▸ Exercise description
Pick out every line that holds the string "JSON" and copy it.

▸ Records provided
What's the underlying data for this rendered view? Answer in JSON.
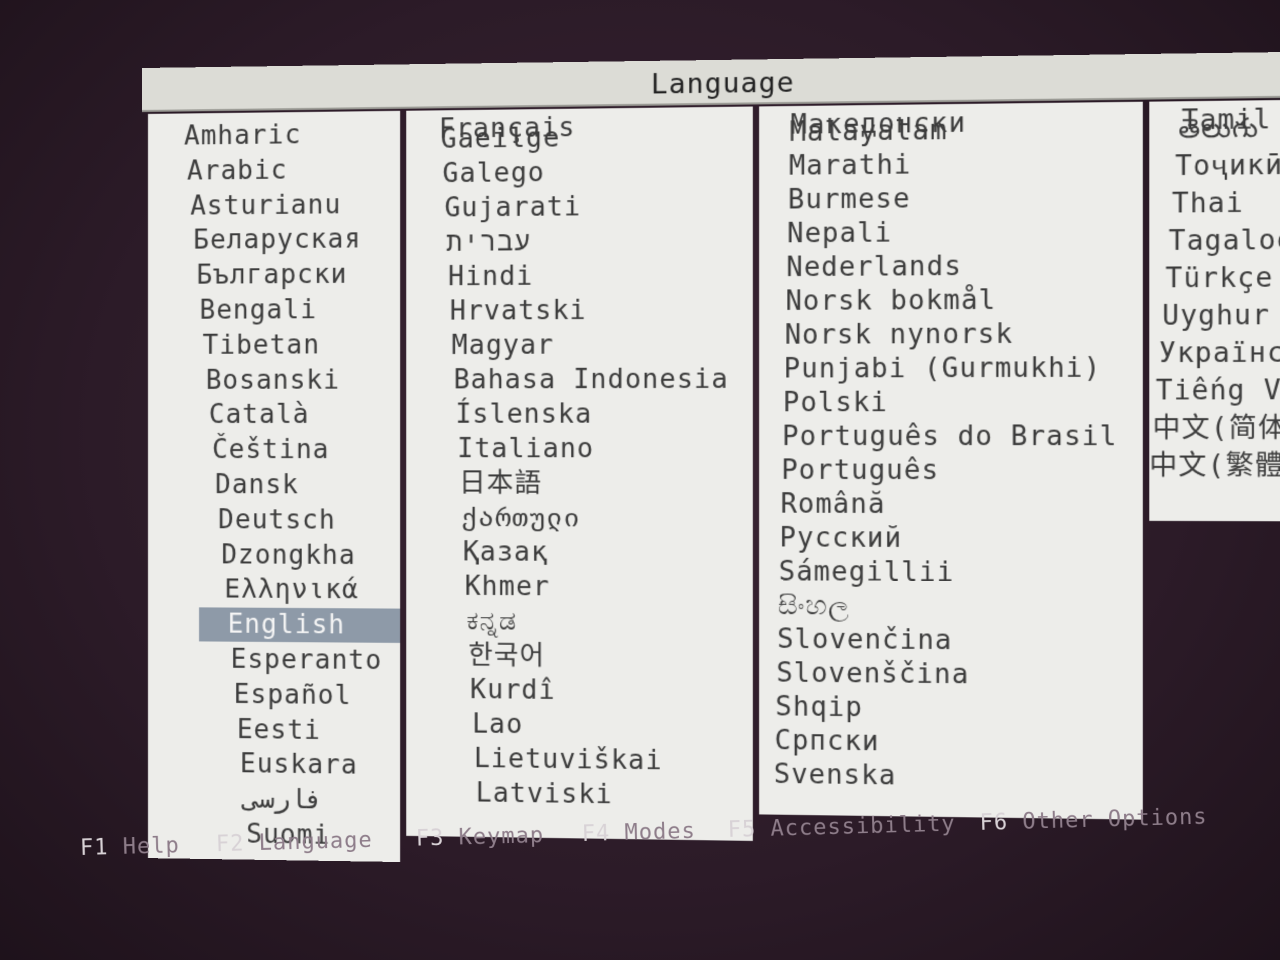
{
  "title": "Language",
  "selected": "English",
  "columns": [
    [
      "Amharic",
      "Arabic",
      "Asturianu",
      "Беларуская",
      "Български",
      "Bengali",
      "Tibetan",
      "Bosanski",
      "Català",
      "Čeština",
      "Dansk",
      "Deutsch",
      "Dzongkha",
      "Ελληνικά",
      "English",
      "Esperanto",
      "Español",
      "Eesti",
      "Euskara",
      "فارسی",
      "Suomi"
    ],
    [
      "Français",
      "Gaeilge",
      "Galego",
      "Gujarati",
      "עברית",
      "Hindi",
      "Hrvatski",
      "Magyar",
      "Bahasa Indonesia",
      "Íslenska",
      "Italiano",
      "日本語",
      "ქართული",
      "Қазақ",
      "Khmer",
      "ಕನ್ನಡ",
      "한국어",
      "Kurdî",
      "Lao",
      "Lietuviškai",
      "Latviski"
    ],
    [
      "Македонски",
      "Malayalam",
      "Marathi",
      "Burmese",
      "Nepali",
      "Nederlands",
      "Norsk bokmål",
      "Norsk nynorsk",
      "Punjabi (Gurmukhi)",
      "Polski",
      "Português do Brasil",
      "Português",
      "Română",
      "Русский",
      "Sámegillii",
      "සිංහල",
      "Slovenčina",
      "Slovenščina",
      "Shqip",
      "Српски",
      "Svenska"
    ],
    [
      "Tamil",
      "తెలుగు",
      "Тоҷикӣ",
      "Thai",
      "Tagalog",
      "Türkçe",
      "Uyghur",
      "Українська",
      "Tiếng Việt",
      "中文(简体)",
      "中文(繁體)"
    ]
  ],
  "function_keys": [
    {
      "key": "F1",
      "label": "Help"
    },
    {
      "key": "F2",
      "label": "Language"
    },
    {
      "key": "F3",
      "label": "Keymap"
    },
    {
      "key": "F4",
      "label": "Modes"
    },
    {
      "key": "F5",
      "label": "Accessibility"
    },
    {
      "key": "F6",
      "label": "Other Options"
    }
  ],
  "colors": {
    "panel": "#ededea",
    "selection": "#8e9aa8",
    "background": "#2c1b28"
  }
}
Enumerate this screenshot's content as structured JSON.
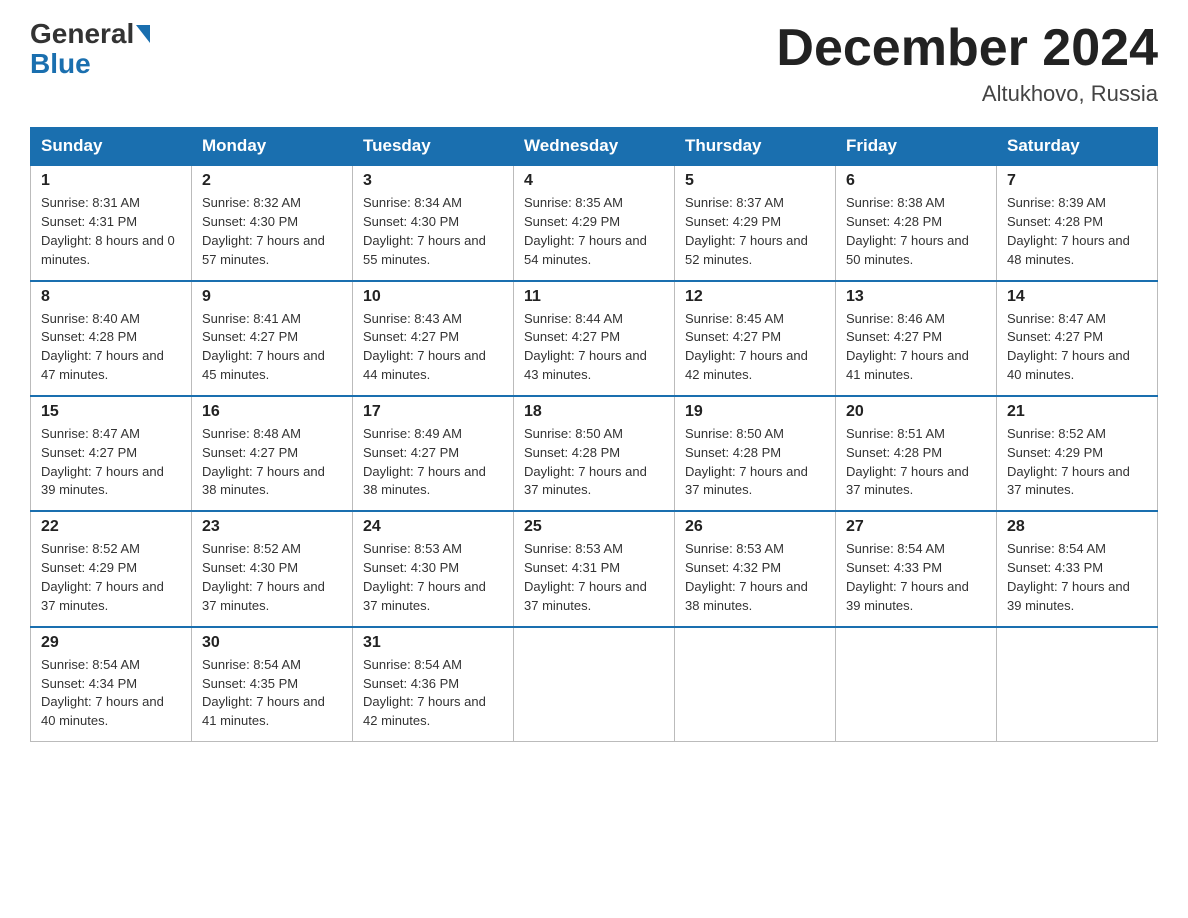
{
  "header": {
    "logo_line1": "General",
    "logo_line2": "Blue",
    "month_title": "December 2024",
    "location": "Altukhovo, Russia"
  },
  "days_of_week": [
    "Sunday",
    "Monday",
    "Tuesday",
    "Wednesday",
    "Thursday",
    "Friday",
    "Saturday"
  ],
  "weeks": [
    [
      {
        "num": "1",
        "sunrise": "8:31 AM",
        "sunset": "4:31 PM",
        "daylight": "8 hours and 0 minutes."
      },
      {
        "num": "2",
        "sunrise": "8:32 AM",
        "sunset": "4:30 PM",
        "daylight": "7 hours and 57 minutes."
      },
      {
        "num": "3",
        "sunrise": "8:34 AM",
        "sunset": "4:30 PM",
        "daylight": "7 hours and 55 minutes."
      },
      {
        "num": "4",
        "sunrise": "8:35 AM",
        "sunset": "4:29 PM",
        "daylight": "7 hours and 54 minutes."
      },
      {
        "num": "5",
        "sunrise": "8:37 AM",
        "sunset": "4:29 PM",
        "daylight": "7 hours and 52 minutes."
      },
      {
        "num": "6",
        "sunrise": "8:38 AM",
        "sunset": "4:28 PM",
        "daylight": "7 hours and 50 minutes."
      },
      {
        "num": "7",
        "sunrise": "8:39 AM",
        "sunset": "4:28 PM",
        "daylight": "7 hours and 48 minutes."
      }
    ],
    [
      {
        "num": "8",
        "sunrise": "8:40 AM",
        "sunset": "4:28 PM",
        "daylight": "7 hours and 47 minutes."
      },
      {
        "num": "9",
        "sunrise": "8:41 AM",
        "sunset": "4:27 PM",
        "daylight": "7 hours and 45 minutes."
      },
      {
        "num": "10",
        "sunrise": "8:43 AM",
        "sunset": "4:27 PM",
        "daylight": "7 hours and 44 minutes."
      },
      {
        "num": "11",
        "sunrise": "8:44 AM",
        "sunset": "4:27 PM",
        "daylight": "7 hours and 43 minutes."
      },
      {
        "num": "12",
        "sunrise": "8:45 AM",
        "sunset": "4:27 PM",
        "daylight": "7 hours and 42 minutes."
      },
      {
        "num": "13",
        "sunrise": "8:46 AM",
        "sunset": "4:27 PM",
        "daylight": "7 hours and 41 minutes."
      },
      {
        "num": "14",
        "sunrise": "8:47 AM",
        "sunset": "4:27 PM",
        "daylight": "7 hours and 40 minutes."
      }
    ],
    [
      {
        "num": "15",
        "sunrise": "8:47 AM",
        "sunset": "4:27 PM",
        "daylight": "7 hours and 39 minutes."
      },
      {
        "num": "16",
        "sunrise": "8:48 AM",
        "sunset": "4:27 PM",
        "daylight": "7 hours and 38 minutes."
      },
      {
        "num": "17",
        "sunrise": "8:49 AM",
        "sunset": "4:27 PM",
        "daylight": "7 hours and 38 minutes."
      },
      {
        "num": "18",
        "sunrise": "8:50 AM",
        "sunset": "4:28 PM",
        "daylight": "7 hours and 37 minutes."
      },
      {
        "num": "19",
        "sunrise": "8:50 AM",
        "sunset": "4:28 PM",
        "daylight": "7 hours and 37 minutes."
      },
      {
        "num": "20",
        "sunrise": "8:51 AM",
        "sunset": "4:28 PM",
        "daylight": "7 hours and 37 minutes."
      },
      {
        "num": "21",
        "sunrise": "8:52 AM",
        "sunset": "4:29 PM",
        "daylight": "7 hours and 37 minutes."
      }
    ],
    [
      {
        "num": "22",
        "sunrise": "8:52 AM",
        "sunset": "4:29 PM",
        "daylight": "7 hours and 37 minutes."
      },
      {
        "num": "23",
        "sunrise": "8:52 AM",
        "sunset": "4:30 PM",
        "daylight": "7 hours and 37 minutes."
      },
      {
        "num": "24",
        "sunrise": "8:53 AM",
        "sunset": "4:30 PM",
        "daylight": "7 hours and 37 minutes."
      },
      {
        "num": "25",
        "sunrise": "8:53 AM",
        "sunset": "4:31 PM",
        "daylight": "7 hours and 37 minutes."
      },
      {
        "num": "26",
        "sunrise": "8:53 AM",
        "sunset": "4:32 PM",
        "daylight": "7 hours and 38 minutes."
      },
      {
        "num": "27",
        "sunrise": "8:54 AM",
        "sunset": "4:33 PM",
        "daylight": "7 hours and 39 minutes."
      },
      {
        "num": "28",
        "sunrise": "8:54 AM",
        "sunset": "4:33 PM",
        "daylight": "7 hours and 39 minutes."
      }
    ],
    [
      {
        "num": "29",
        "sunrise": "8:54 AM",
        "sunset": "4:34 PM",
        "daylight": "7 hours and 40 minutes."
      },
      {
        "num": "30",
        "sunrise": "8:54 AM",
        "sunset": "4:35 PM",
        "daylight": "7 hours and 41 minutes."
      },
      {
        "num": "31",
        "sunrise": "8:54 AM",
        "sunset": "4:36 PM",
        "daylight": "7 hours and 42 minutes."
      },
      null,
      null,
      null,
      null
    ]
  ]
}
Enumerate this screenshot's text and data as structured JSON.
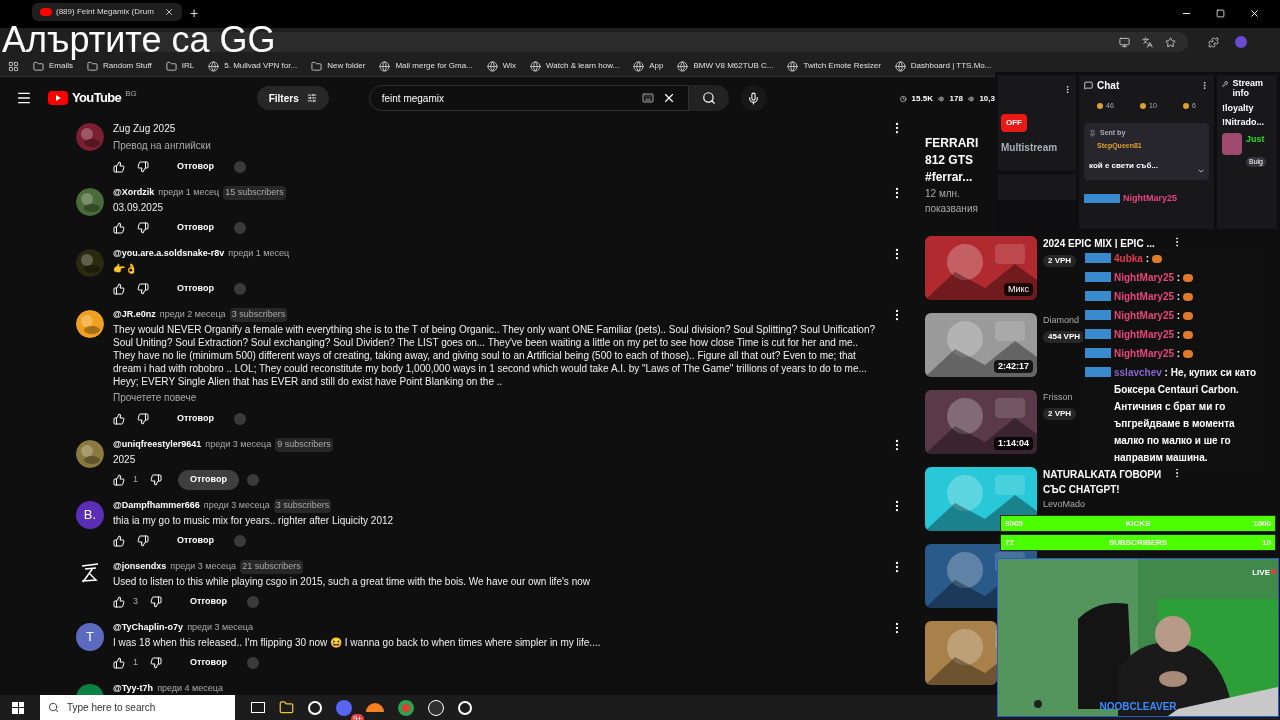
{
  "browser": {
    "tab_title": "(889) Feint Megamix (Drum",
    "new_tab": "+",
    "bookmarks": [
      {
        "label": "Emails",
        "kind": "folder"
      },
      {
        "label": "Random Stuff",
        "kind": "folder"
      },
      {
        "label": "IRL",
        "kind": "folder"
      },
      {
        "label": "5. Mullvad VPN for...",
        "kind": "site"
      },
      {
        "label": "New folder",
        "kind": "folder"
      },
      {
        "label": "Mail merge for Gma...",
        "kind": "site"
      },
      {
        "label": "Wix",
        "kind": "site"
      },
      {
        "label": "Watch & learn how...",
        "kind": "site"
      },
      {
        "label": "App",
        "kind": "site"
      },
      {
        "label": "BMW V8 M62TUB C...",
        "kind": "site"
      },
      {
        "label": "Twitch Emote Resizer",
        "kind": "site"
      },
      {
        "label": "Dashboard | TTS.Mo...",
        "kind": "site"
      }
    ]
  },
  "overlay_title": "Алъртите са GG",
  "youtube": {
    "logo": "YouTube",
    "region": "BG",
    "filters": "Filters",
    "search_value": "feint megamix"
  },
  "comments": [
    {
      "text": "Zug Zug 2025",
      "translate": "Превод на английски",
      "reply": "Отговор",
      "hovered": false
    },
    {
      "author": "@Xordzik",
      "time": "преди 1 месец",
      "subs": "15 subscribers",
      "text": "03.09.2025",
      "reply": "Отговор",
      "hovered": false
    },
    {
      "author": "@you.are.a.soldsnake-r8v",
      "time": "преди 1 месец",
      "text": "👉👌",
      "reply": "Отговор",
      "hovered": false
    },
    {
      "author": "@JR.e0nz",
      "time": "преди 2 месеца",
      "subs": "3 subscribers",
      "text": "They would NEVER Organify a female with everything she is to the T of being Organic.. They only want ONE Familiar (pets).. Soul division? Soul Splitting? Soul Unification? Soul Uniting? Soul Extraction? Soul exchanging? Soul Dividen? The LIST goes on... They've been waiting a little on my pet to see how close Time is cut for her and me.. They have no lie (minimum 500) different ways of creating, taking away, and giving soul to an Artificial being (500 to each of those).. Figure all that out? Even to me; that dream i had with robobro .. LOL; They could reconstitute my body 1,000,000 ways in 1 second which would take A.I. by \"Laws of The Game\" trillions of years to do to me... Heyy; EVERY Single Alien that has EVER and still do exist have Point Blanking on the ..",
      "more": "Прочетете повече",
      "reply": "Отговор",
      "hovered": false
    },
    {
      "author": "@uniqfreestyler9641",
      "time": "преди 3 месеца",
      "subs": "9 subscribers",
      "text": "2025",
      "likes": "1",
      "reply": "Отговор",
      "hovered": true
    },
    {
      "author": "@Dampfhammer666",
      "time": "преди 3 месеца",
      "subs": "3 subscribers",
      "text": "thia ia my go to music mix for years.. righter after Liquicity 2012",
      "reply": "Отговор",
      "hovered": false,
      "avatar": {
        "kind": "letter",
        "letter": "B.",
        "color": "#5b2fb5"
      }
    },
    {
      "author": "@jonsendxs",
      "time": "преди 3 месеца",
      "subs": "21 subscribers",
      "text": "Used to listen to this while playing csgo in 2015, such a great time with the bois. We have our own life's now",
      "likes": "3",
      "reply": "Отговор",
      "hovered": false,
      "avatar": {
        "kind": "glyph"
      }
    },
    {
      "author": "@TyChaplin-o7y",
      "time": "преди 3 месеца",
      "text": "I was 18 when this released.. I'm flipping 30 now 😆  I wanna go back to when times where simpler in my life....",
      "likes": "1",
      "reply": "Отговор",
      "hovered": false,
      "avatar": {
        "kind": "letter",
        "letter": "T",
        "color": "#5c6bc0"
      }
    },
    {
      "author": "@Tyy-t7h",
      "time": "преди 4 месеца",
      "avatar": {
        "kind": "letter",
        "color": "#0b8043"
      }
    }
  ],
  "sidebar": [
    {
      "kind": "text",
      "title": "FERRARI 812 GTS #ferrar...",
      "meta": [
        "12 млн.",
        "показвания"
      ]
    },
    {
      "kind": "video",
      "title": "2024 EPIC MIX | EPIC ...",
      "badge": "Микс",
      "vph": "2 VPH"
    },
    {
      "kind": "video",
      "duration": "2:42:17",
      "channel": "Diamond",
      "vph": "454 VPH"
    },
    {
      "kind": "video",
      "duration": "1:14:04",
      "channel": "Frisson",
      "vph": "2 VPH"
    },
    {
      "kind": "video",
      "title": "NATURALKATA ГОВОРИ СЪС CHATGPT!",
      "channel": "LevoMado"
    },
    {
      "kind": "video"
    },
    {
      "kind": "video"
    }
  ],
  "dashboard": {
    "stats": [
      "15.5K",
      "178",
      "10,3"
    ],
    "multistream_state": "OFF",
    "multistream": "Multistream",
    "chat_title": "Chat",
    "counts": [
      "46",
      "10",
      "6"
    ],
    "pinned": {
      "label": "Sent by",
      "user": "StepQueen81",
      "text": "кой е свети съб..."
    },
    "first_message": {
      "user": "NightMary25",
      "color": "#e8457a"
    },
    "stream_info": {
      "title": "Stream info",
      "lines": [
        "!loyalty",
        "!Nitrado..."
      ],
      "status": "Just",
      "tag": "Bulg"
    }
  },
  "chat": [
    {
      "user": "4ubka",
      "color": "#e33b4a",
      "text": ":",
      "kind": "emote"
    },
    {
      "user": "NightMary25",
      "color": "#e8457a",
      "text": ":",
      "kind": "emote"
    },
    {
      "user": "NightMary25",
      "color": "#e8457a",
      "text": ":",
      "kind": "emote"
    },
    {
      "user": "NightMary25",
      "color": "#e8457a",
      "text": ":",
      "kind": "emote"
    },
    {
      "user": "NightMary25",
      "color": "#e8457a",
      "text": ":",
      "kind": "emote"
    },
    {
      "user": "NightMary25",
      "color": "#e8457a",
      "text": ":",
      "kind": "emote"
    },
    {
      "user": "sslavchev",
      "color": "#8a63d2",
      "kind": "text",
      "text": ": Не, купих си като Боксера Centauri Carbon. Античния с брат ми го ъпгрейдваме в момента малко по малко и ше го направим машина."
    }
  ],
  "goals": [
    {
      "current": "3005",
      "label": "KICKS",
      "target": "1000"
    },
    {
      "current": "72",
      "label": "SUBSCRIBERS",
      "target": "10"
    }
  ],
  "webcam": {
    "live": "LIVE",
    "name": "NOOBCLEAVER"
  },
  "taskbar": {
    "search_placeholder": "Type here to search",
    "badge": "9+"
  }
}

▸ Solution for this exercise
What's the underlying data for this rendered view? Answer in JSON.
Enumerate this screenshot's content as structured JSON.
Enumerate this screenshot's text and data as structured JSON.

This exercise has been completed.